§ What is asked: Your task is to transcribe all of the records exactly and leave out the pictures.

§ Supplied records:
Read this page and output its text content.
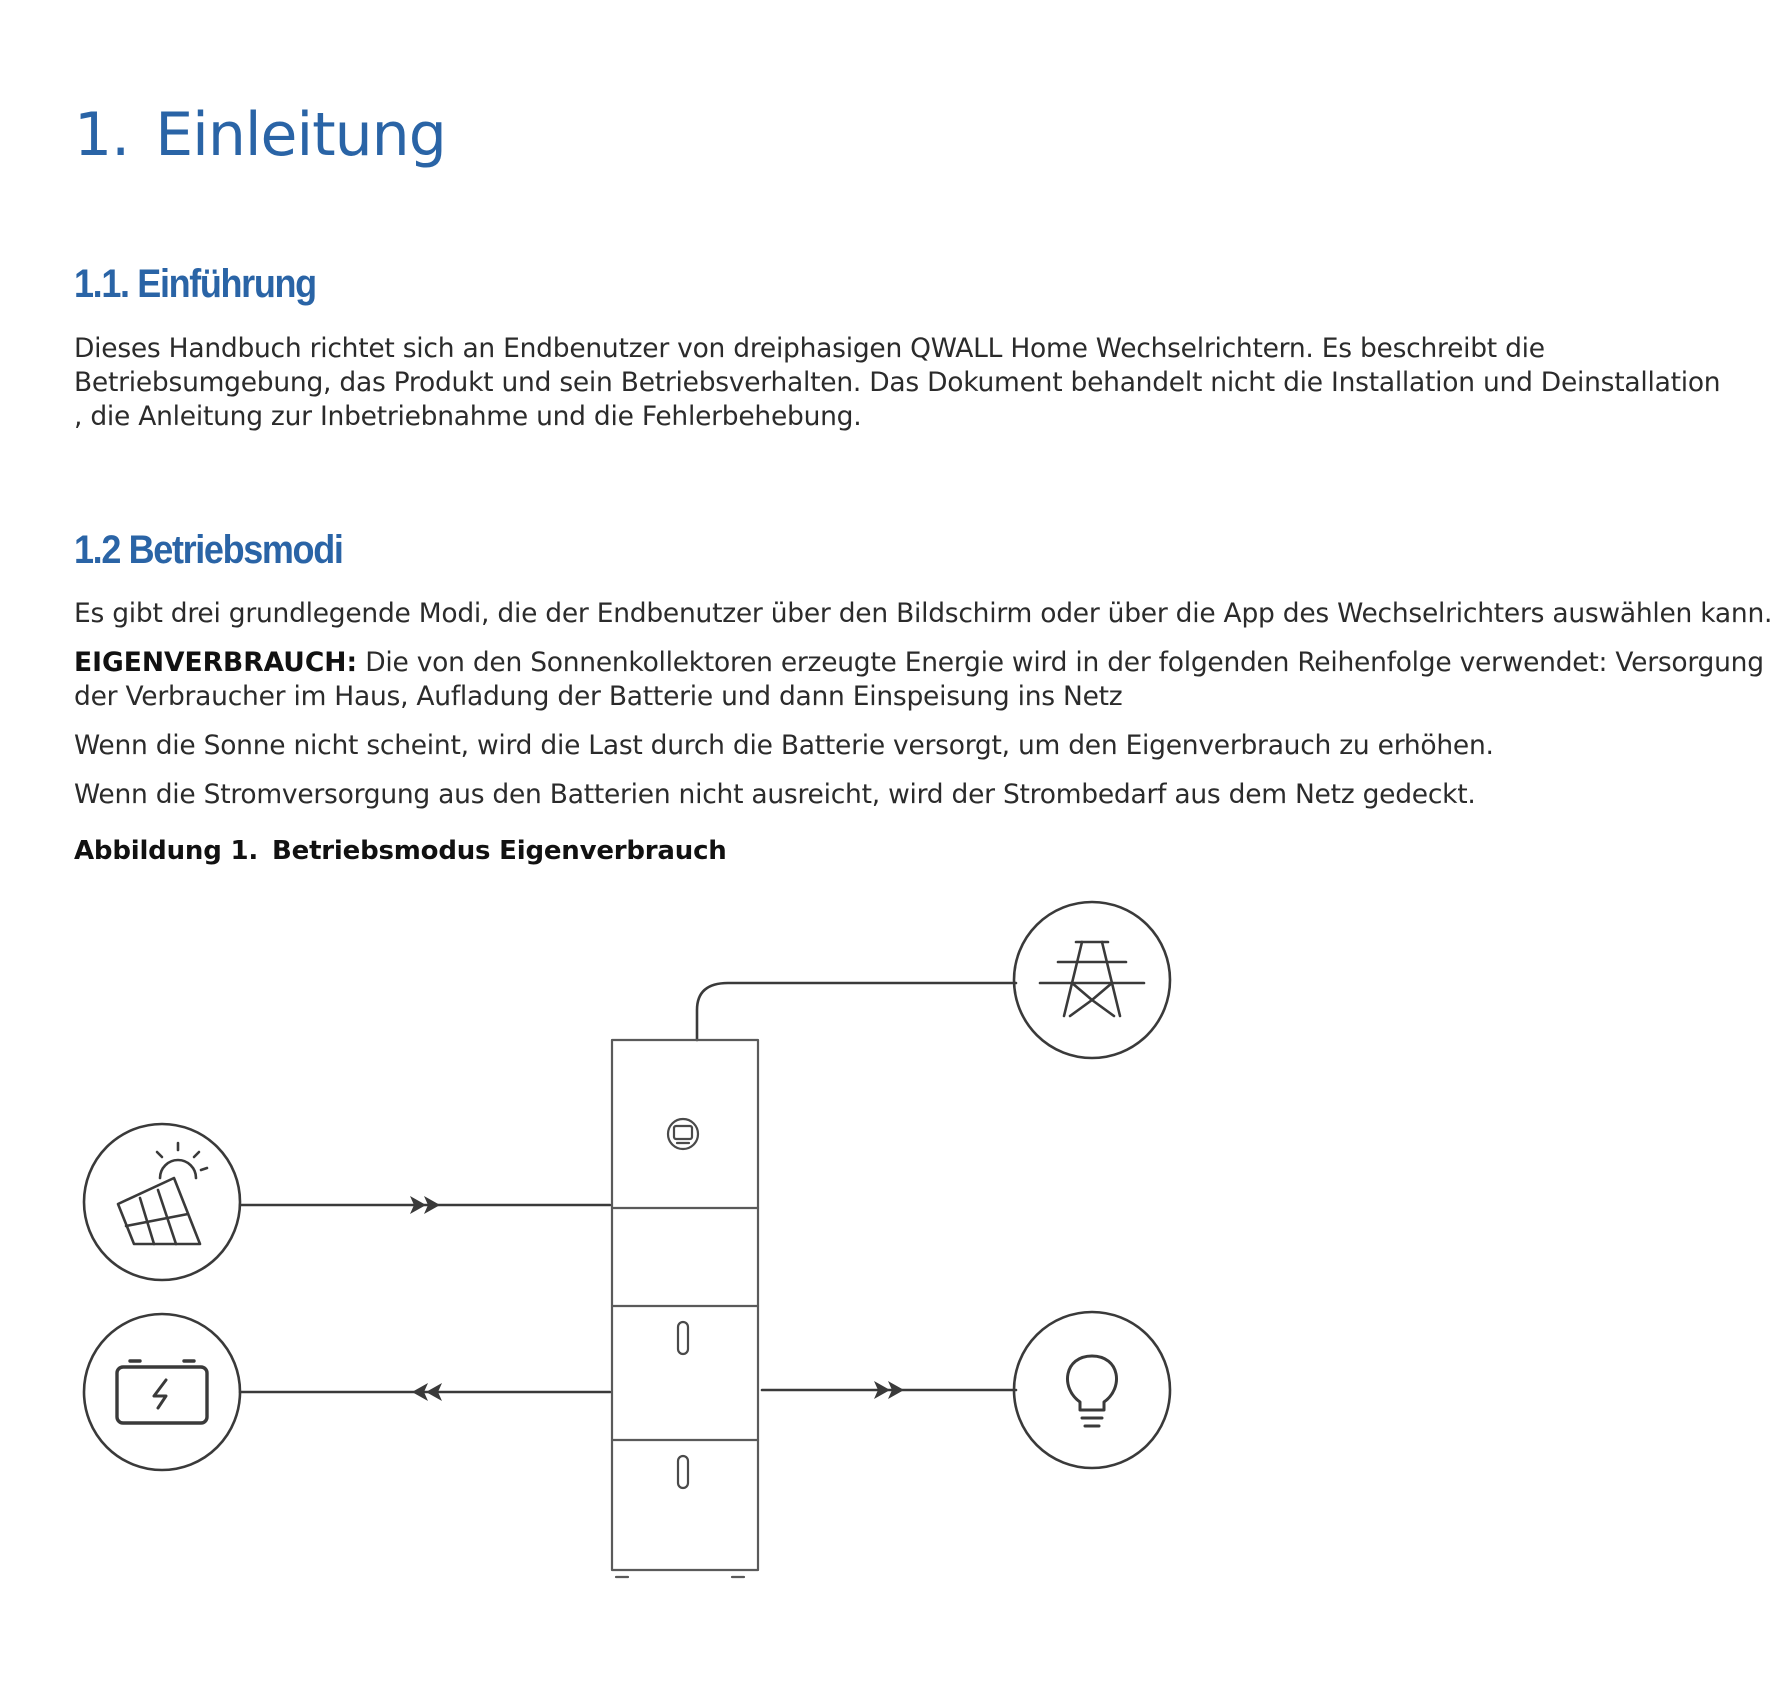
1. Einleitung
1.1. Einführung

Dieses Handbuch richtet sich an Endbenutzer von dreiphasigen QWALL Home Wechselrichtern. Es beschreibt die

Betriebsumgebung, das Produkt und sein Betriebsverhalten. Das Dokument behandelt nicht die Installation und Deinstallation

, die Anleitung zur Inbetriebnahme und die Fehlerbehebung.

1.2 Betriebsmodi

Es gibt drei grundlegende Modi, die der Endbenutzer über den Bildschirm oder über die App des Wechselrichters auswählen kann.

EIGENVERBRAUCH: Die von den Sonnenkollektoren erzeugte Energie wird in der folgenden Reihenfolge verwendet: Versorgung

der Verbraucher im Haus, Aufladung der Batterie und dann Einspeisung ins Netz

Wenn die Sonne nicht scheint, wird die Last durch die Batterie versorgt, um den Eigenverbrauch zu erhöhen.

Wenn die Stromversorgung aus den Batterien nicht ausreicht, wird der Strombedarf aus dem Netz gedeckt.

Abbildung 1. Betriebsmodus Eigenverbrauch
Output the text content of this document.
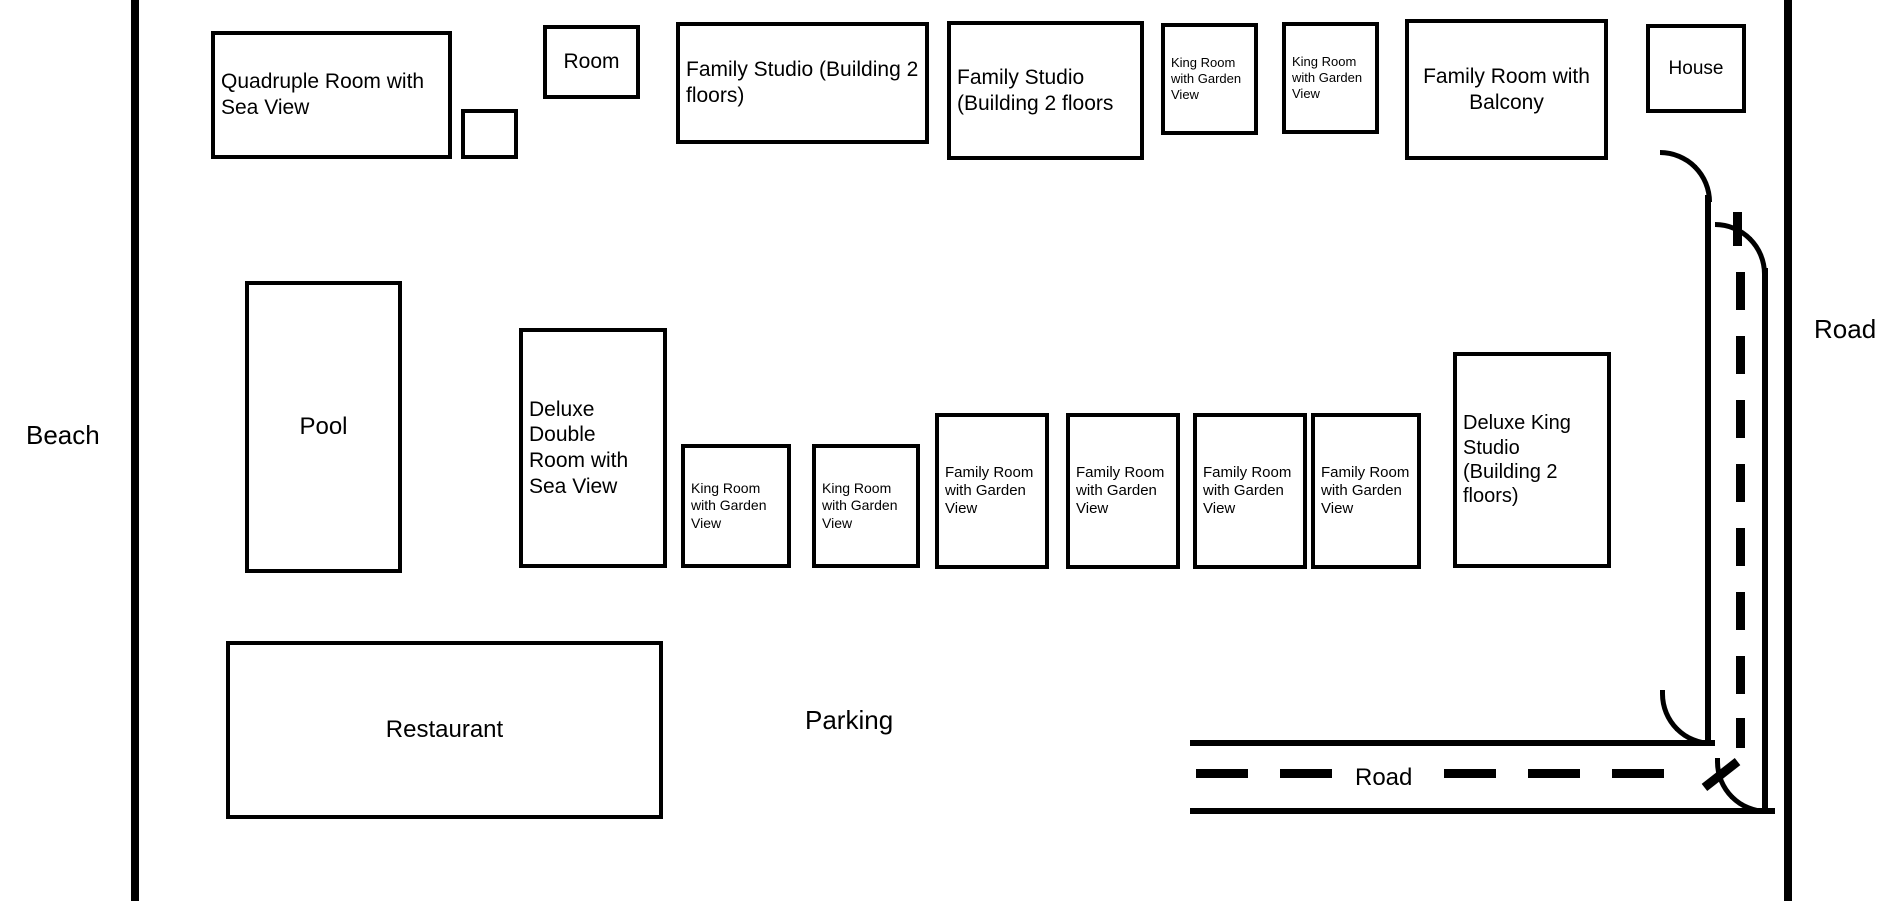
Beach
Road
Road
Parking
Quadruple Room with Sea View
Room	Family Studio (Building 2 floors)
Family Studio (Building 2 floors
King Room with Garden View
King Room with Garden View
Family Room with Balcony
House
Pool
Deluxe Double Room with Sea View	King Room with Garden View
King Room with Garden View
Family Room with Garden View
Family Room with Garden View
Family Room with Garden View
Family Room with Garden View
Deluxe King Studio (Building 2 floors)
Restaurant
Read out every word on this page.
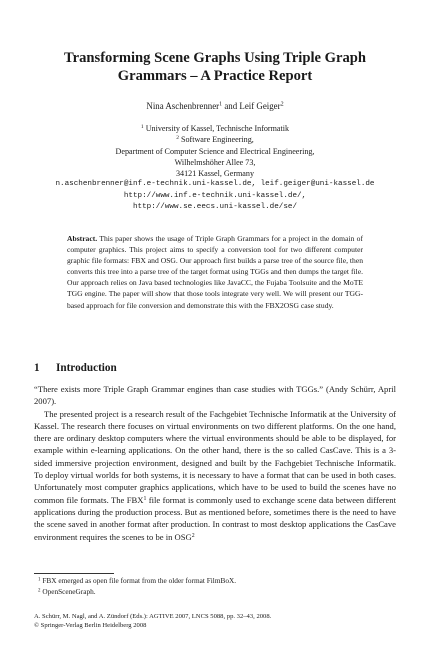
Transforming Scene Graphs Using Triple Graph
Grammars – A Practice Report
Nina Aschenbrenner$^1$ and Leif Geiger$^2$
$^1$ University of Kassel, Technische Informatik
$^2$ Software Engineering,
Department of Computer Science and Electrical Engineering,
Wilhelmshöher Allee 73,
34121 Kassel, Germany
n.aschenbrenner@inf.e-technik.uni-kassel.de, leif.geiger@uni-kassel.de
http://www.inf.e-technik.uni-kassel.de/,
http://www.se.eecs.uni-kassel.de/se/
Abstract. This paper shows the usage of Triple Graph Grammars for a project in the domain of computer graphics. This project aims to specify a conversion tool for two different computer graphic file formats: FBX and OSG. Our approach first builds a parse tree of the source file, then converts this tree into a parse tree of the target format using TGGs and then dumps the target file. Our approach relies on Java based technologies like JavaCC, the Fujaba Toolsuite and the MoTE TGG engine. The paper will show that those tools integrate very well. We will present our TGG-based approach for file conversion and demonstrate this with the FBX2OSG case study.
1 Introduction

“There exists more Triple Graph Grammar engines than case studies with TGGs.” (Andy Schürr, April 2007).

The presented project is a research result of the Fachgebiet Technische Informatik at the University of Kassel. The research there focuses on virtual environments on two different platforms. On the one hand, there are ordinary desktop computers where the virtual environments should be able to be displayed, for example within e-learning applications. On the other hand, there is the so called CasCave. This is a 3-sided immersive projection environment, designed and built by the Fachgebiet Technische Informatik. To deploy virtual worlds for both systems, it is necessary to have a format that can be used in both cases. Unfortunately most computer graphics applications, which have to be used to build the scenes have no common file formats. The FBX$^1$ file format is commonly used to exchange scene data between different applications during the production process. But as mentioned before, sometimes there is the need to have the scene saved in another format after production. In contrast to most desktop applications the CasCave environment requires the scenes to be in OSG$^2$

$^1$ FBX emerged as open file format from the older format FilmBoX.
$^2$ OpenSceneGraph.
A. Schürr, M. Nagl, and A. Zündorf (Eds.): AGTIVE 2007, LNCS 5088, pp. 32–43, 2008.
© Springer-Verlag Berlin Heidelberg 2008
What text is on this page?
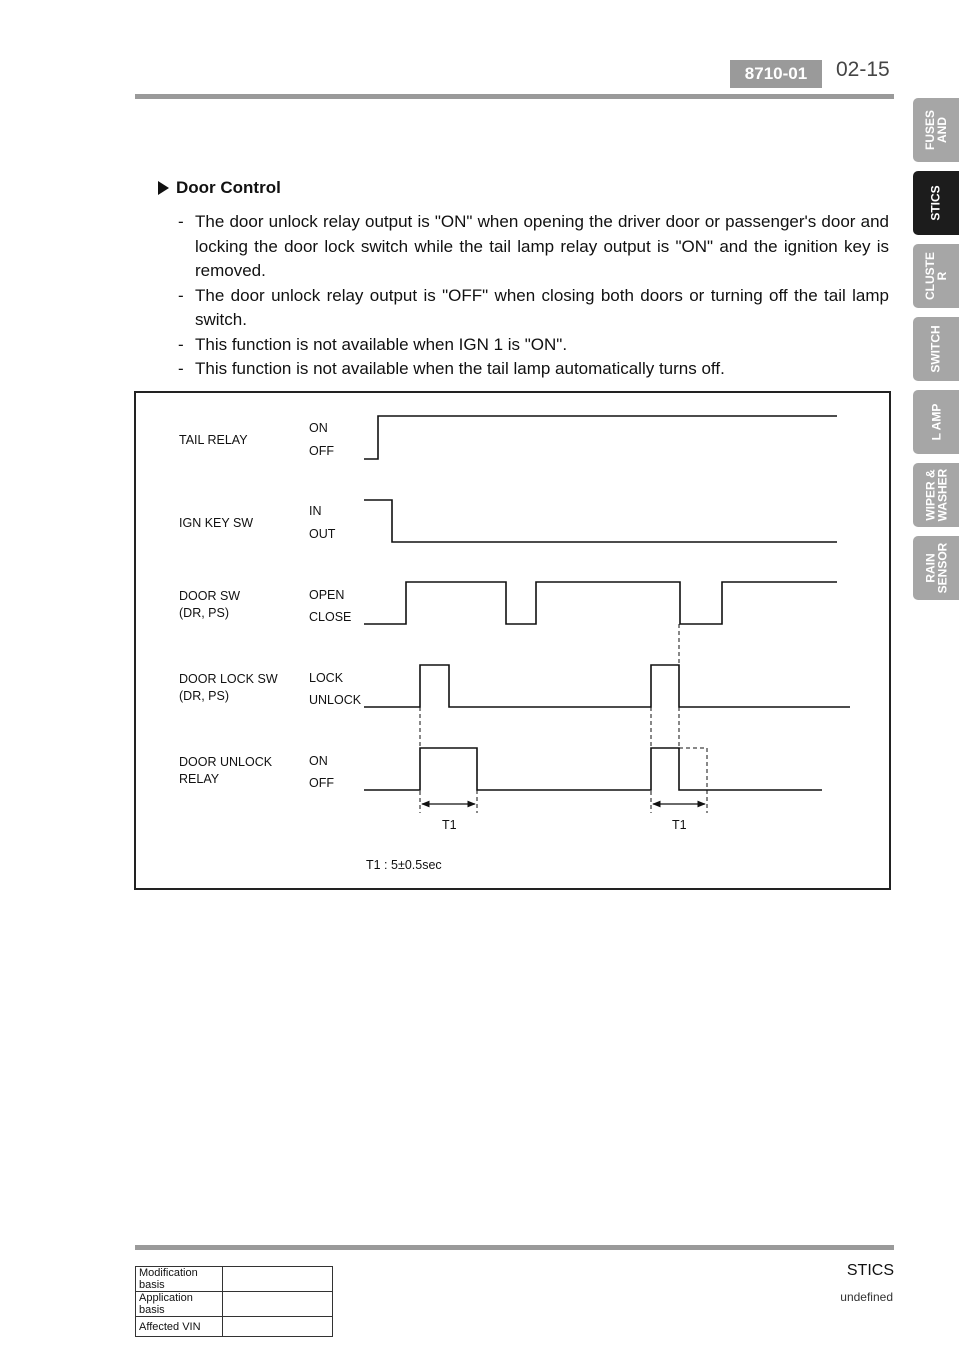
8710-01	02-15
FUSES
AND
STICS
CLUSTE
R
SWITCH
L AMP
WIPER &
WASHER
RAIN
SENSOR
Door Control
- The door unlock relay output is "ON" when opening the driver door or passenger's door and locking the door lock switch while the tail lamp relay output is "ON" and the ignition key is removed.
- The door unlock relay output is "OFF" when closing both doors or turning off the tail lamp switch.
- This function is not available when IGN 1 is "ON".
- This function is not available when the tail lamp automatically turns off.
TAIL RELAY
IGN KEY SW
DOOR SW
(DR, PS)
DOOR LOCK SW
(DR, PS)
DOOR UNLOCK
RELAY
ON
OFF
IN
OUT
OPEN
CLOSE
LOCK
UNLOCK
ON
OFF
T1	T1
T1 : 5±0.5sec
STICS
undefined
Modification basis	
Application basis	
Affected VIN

§ Written solution:
Read this page and output its text content.
1. Einleitung
1.1. Einführung

Dieses Handbuch richtet sich an Endbenutzer von dreiphasigen QWALL Home Wechselrichtern. Es beschreibt die

Betriebsumgebung, das Produkt und sein Betriebsverhalten. Das Dokument behandelt nicht die Installation und Deinstallation

, die Anleitung zur Inbetriebnahme und die Fehlerbehebung.

1.2 Betriebsmodi

Es gibt drei grundlegende Modi, die der Endbenutzer über den Bildschirm oder über die App des Wechselrichters auswählen kann.

EIGENVERBRAUCH: Die von den Sonnenkollektoren erzeugte Energie wird in der folgenden Reihenfolge verwendet: Versorgung

der Verbraucher im Haus, Aufladung der Batterie und dann Einspeisung ins Netz

Wenn die Sonne nicht scheint, wird die Last durch die Batterie versorgt, um den Eigenverbrauch zu erhöhen.

Wenn die Stromversorgung aus den Batterien nicht ausreicht, wird der Strombedarf aus dem Netz gedeckt.

Abbildung 1. Betriebsmodus Eigenverbrauch
Output the text content of this document.
Beach
Road
Road
Parking
Quadruple Room with Sea View
Room	Family Studio (Building 2 floors)
Family Studio (Building 2 floors
King Room with Garden View
King Room with Garden View
Family Room with Balcony
House
Pool
Deluxe Double Room with Sea View	King Room with Garden View
King Room with Garden View
Family Room with Garden View
Family Room with Garden View
Family Room with Garden View
Family Room with Garden View
Deluxe King Studio (Building 2 floors)
Restaurant
Read out every word on this page.
Transforming Scene Graphs Using Triple Graph
Grammars – A Practice Report
Nina Aschenbrenner$^1$ and Leif Geiger$^2$
$^1$ University of Kassel, Technische Informatik
$^2$ Software Engineering,
Department of Computer Science and Electrical Engineering,
Wilhelmshöher Allee 73,
34121 Kassel, Germany
n.aschenbrenner@inf.e-technik.uni-kassel.de, leif.geiger@uni-kassel.de
http://www.inf.e-technik.uni-kassel.de/,
http://www.se.eecs.uni-kassel.de/se/
Abstract. This paper shows the usage of Triple Graph Grammars for a project in the domain of computer graphics. This project aims to specify a conversion tool for two different computer graphic file formats: FBX and OSG. Our approach first builds a parse tree of the source file, then converts this tree into a parse tree of the target format using TGGs and then dumps the target file. Our approach relies on Java based technologies like JavaCC, the Fujaba Toolsuite and the MoTE TGG engine. The paper will show that those tools integrate very well. We will present our TGG-based approach for file conversion and demonstrate this with the FBX2OSG case study.
1 Introduction

“There exists more Triple Graph Grammar engines than case studies with TGGs.” (Andy Schürr, April 2007).

The presented project is a research result of the Fachgebiet Technische Informatik at the University of Kassel. The research there focuses on virtual environments on two different platforms. On the one hand, there are ordinary desktop computers where the virtual environments should be able to be displayed, for example within e-learning applications. On the other hand, there is the so called CasCave. This is a 3-sided immersive projection environment, designed and built by the Fachgebiet Technische Informatik. To deploy virtual worlds for both systems, it is necessary to have a format that can be used in both cases. Unfortunately most computer graphics applications, which have to be used to build the scenes have no common file formats. The FBX$^1$ file format is commonly used to exchange scene data between different applications during the production process. But as mentioned before, sometimes there is the need to have the scene saved in another format after production. In contrast to most desktop applications the CasCave environment requires the scenes to be in OSG$^2$

$^1$ FBX emerged as open file format from the older format FilmBoX.
$^2$ OpenSceneGraph.
A. Schürr, M. Nagl, and A. Zündorf (Eds.): AGTIVE 2007, LNCS 5088, pp. 32–43, 2008.
© Springer-Verlag Berlin Heidelberg 2008
What text is on this page?
8710-01	02-15
FUSES
AND
STICS
CLUSTE
R
SWITCH
L AMP
WIPER &
WASHER
RAIN
SENSOR
Door Control
- The door unlock relay output is "ON" when opening the driver door or passenger's door and locking the door lock switch while the tail lamp relay output is "ON" and the ignition key is removed.
- The door unlock relay output is "OFF" when closing both doors or turning off the tail lamp switch.
- This function is not available when IGN 1 is "ON".
- This function is not available when the tail lamp automatically turns off.
TAIL RELAY
IGN KEY SW
DOOR SW
(DR, PS)
DOOR LOCK SW
(DR, PS)
DOOR UNLOCK
RELAY
ON
OFF
IN
OUT
OPEN
CLOSE
LOCK
UNLOCK
ON
OFF
T1	T1
T1 : 5±0.5sec
STICS
undefined
Modification basis	
Application basis	
Affected VIN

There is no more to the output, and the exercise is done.